[Exercise task]: Every line containing the word "have" needs to be found and copied.

[Dataset records]:
— start —

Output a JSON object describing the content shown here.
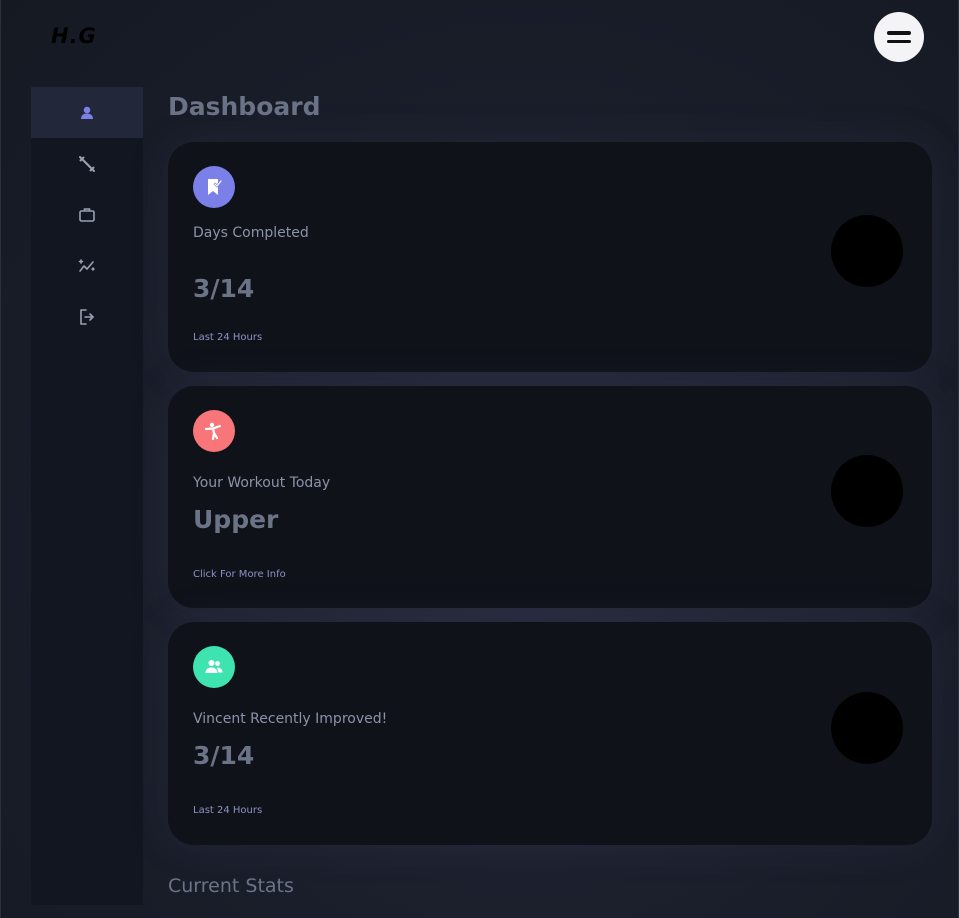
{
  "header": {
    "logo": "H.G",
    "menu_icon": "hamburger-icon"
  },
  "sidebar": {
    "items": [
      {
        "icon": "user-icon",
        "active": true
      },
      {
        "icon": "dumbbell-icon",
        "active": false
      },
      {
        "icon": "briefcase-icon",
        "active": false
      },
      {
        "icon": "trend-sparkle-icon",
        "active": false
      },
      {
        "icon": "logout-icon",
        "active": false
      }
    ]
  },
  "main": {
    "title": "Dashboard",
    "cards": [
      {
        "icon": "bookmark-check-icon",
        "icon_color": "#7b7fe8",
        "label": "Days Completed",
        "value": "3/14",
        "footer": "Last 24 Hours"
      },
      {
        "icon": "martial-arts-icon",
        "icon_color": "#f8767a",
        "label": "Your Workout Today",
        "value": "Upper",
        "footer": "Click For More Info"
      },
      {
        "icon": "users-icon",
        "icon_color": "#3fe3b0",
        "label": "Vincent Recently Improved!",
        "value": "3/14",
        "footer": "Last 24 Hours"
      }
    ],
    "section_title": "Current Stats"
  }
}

— end —
— start —

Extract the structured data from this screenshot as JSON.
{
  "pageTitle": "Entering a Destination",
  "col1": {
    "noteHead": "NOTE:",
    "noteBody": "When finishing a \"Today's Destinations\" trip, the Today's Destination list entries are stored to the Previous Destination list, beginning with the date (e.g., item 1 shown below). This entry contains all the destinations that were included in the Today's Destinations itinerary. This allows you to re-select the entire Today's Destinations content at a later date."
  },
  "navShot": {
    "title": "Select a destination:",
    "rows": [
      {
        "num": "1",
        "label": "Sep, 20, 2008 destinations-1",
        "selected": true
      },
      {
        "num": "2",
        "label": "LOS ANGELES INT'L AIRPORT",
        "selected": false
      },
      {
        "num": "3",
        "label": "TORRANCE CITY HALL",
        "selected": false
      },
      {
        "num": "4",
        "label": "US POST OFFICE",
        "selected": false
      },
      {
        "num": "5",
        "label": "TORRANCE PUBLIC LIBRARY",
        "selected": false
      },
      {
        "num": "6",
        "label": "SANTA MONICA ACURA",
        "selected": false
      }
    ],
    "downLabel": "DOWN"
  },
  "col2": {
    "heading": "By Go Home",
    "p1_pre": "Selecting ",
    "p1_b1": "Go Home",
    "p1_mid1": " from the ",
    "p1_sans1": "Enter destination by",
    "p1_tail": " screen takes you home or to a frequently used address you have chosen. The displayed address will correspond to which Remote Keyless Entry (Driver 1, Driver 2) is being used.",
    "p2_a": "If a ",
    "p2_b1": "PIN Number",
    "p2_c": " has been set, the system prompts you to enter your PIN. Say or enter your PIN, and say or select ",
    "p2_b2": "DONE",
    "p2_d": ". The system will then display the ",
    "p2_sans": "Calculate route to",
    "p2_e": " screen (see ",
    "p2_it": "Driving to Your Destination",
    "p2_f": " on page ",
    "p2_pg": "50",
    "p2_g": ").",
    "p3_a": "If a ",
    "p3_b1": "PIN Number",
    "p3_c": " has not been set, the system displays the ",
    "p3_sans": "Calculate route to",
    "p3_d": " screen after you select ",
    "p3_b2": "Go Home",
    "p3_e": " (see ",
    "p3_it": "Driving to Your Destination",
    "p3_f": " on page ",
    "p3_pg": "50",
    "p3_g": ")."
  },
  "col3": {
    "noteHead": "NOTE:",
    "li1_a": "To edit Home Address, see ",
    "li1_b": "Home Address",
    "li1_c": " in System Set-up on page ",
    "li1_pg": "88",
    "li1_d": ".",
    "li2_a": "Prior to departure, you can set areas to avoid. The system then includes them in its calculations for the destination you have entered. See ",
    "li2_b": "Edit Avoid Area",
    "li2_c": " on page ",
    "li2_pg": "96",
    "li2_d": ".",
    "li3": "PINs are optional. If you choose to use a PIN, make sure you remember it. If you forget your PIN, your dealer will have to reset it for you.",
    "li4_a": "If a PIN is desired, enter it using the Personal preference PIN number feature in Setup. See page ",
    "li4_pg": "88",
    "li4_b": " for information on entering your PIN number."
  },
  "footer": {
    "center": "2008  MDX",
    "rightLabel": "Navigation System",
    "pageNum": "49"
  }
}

— end —
— start —

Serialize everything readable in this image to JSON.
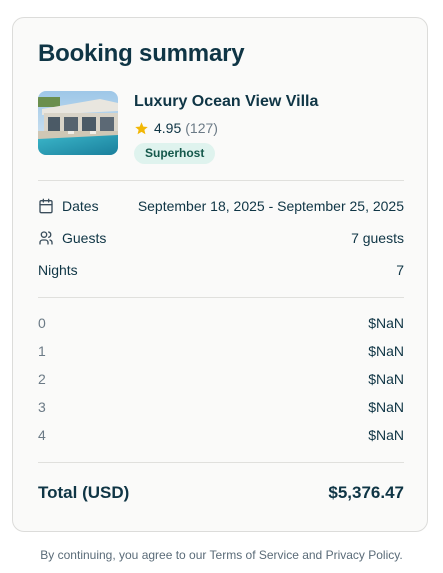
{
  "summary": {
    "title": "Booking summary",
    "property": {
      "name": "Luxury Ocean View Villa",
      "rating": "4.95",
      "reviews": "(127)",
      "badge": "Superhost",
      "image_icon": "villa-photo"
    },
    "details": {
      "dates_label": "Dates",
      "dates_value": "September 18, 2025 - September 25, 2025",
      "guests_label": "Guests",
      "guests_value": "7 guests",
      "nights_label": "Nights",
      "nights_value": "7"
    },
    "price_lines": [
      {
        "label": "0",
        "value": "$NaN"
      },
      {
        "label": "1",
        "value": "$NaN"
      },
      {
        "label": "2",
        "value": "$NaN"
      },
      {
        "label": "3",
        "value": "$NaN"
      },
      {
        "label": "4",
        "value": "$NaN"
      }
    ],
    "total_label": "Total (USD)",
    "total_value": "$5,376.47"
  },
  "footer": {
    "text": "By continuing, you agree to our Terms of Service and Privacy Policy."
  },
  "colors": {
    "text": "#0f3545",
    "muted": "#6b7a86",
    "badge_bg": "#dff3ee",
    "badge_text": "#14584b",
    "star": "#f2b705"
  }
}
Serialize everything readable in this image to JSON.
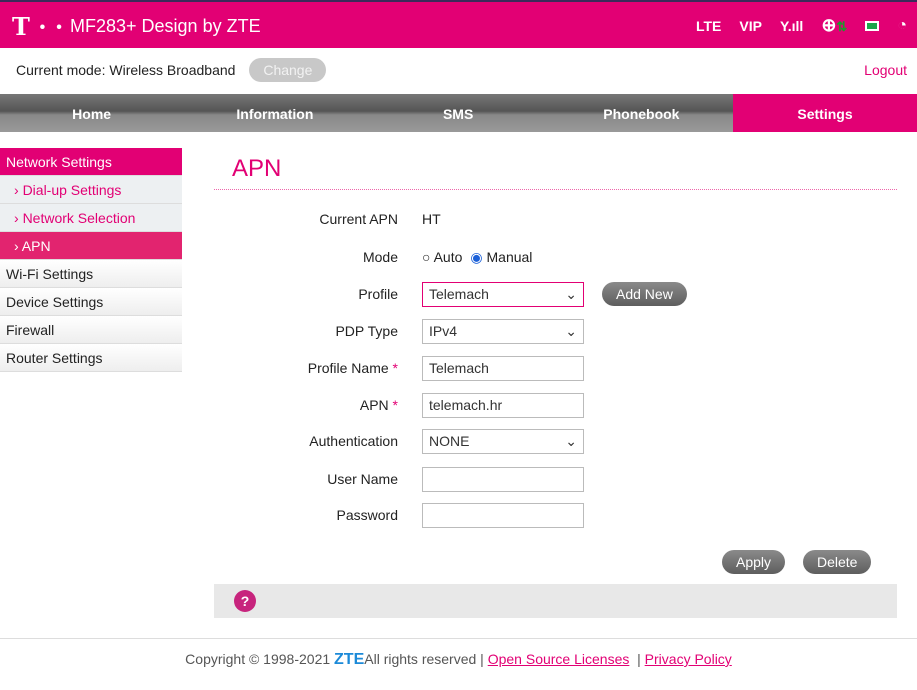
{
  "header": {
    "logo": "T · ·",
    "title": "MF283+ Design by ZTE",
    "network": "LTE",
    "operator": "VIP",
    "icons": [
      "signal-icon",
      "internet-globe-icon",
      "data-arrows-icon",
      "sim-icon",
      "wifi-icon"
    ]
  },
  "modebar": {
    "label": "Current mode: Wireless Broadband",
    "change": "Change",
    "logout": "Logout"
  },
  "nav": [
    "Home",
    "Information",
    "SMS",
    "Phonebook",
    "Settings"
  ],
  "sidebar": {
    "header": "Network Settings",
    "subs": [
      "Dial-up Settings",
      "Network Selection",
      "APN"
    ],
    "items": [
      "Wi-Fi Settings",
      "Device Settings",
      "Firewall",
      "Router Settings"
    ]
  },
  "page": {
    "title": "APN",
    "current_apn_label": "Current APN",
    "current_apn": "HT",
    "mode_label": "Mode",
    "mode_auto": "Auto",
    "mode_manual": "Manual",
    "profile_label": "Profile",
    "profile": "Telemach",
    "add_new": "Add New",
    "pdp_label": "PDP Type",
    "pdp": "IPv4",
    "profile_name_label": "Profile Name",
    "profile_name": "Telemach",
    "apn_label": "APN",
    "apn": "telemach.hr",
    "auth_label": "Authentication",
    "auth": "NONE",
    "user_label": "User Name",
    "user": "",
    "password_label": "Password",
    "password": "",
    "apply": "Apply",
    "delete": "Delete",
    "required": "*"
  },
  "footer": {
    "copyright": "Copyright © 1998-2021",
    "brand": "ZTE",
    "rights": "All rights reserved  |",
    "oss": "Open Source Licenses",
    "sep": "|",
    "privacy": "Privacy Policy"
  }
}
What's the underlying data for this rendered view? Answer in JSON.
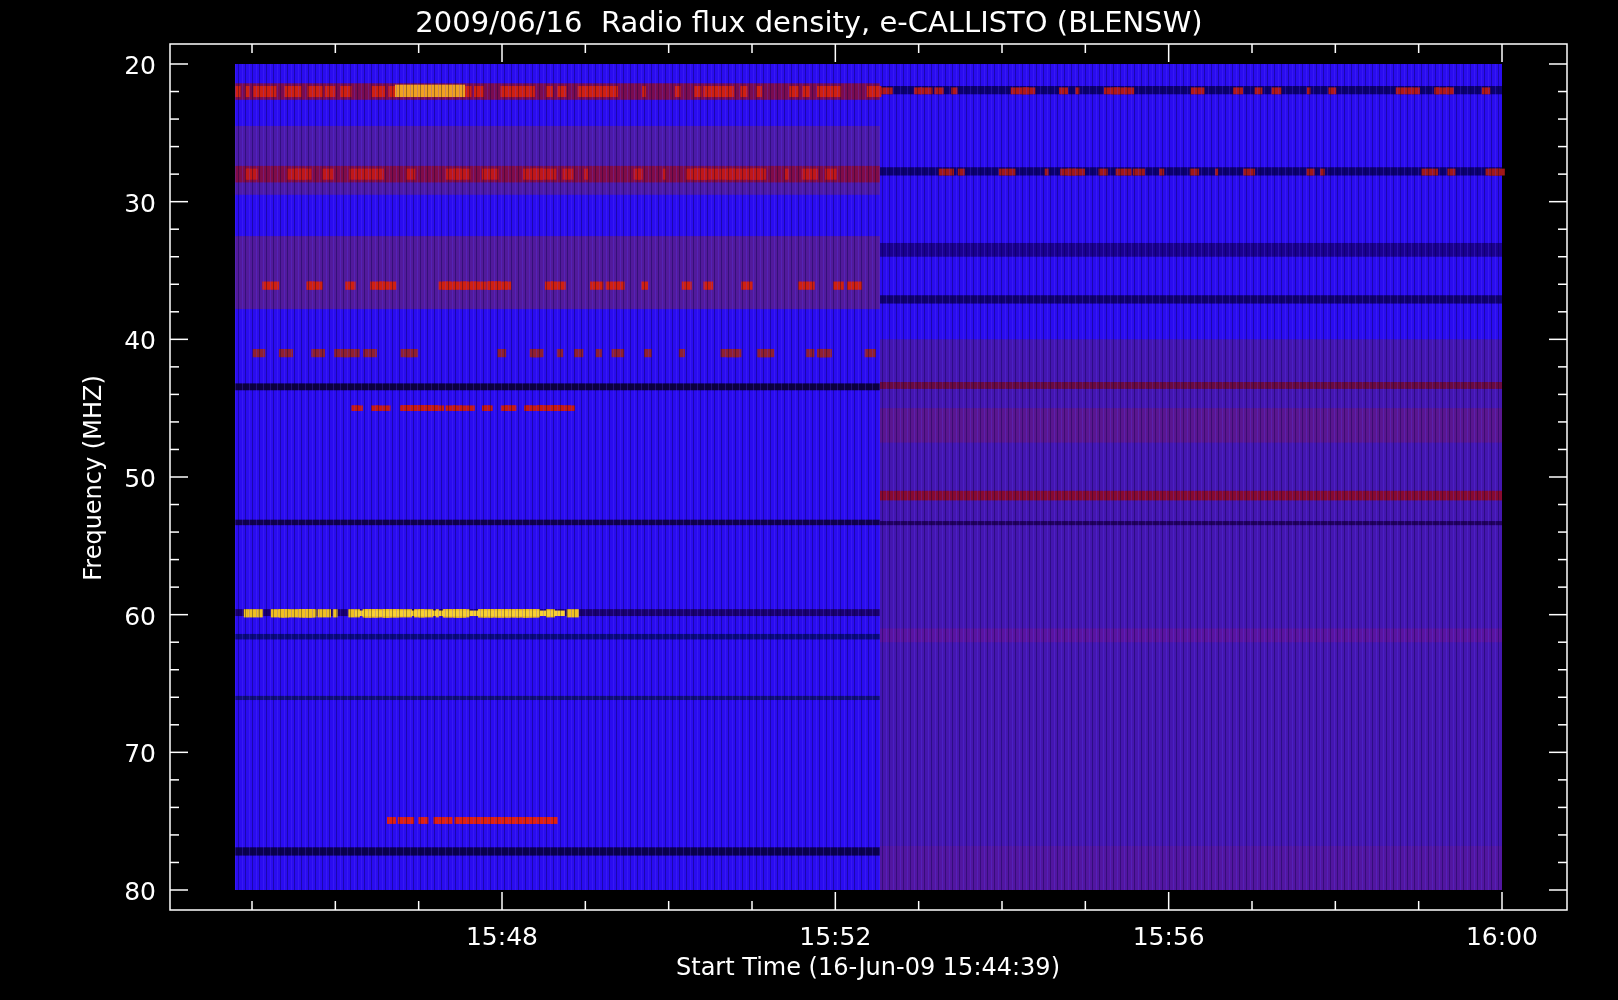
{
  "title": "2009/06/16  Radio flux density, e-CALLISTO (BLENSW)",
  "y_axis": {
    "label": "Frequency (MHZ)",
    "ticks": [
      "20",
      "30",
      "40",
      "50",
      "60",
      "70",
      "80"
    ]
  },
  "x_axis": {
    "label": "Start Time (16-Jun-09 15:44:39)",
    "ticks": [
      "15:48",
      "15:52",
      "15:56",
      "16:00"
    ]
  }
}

— end —

[Output]:
    "p1_tail": " screen takes you home or to a frequently used address you have chosen. The displayed address will correspond to which Remote Keyless Entry (Driver 1, Driver 2) is being used.",
    "li2_a": "Prior to departure, you can set areas to avoid. The system then includes them in its calculations for the destination you have entered. See ",
    "li3": "PINs are optional. If you choose to use a PIN, make sure you remember it. If you forget your PIN, your dealer will have to reset it for you.",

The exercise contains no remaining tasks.